Task description
For every line in the records that has the word "name", make a copy.

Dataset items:
+ + + + +
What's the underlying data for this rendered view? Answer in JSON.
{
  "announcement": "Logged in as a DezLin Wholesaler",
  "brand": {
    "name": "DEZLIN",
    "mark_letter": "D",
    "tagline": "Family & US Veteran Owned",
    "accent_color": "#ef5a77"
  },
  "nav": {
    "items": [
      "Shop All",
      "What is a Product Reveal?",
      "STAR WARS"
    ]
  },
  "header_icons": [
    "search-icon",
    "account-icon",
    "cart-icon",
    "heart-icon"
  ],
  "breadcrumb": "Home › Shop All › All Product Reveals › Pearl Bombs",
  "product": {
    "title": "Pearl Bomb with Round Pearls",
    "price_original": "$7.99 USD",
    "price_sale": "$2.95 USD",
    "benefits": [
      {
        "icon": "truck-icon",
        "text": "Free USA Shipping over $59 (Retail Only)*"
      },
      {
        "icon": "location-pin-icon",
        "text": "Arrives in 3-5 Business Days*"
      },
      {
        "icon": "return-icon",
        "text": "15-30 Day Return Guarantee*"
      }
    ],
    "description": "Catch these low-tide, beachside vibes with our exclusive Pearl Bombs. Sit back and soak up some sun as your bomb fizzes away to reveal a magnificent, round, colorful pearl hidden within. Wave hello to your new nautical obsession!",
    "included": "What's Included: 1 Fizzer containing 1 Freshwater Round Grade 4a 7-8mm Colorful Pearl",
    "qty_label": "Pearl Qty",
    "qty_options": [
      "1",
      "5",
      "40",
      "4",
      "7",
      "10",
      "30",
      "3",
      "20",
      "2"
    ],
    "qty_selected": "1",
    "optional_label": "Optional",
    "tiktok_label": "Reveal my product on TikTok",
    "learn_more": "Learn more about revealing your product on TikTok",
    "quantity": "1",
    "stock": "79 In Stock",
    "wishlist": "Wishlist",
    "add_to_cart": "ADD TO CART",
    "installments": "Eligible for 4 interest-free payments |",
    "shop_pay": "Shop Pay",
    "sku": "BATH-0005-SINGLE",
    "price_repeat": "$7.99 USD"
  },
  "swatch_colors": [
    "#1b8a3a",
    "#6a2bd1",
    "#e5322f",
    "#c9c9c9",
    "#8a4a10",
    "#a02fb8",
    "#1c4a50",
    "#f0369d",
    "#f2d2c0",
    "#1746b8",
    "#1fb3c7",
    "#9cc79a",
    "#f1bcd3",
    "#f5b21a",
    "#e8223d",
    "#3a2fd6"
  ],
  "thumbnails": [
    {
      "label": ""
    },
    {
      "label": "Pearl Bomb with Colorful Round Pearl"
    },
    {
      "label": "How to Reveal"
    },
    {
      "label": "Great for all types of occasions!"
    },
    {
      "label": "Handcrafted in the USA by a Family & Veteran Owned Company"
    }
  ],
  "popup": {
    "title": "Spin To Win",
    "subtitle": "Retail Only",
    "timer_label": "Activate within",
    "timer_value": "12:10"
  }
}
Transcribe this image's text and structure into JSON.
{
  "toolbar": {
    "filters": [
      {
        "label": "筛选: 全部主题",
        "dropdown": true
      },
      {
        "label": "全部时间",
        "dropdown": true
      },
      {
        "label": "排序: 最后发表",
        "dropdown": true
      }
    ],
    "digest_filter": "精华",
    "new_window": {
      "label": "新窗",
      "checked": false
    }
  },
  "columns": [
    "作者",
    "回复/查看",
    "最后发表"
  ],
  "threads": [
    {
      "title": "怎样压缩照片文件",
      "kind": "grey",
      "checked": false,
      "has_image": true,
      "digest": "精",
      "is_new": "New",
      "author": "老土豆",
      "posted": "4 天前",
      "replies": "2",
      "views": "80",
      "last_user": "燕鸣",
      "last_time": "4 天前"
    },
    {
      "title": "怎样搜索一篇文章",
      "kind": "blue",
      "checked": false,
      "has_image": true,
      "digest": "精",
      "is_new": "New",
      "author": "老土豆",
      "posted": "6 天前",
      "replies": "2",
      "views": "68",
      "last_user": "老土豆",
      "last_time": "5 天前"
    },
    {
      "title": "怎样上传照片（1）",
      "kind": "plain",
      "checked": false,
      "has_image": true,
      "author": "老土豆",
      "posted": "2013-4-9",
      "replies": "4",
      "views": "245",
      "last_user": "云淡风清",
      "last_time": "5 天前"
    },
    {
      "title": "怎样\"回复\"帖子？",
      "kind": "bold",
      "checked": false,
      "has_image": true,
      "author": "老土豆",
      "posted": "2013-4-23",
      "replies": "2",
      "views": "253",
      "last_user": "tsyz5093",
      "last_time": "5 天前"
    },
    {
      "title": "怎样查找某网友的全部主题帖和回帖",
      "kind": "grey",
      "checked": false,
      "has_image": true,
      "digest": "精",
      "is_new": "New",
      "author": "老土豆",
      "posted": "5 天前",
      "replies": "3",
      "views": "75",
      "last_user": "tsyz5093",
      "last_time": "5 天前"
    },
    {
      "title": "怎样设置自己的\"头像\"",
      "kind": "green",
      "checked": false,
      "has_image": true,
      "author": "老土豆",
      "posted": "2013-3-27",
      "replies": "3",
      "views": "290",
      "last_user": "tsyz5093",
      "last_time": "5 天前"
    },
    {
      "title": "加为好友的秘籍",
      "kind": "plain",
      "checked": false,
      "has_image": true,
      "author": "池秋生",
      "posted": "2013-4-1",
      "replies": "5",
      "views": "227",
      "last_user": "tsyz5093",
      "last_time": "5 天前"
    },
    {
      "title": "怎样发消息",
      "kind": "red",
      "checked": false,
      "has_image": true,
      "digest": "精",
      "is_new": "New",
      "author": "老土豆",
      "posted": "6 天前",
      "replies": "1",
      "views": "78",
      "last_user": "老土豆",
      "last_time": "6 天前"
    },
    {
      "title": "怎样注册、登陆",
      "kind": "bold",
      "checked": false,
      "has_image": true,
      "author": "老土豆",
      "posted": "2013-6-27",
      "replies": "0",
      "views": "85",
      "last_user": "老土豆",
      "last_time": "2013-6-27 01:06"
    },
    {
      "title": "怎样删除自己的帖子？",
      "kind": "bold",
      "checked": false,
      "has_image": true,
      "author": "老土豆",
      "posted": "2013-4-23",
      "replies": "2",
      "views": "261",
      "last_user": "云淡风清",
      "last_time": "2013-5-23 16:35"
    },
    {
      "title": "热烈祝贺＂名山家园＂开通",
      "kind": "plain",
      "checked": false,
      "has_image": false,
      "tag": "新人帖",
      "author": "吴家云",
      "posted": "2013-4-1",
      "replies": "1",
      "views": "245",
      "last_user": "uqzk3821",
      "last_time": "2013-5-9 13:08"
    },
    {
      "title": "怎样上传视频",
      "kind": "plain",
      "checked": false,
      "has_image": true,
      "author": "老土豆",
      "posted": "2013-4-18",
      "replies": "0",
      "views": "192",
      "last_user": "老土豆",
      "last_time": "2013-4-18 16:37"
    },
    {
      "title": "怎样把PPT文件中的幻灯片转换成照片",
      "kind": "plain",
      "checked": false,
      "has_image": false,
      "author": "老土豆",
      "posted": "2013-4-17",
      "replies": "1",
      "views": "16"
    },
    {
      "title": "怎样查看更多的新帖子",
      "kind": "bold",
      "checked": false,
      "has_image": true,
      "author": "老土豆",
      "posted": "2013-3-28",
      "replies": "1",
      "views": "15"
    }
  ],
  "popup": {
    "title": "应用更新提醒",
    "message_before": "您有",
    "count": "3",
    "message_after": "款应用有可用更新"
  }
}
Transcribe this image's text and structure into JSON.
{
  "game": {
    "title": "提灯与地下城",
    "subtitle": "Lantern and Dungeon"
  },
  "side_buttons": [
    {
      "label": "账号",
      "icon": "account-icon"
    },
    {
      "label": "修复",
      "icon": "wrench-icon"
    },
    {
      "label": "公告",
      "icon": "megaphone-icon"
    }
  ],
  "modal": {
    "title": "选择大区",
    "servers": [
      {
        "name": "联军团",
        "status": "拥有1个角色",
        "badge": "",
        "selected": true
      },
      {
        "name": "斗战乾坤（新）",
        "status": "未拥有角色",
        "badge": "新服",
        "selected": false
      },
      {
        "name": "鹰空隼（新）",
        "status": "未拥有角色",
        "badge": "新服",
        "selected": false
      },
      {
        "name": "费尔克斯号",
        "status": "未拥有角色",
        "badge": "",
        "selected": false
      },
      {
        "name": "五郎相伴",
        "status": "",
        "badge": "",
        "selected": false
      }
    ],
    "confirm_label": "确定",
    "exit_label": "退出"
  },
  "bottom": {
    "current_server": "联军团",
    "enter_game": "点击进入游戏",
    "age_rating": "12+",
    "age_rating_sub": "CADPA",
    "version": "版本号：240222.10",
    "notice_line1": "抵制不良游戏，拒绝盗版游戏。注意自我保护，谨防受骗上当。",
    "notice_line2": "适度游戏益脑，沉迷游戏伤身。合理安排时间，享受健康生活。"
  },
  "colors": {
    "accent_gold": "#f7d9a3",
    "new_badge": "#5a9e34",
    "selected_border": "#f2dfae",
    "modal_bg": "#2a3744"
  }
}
+ + + + +
Response for this exercise
    "name": "DEZLIN",
        "name": "联军团",
        "name": "斗战乾坤（新）",
        "name": "鹰空隼（新）",
        "name": "费尔克斯号",
        "name": "五郎相伴",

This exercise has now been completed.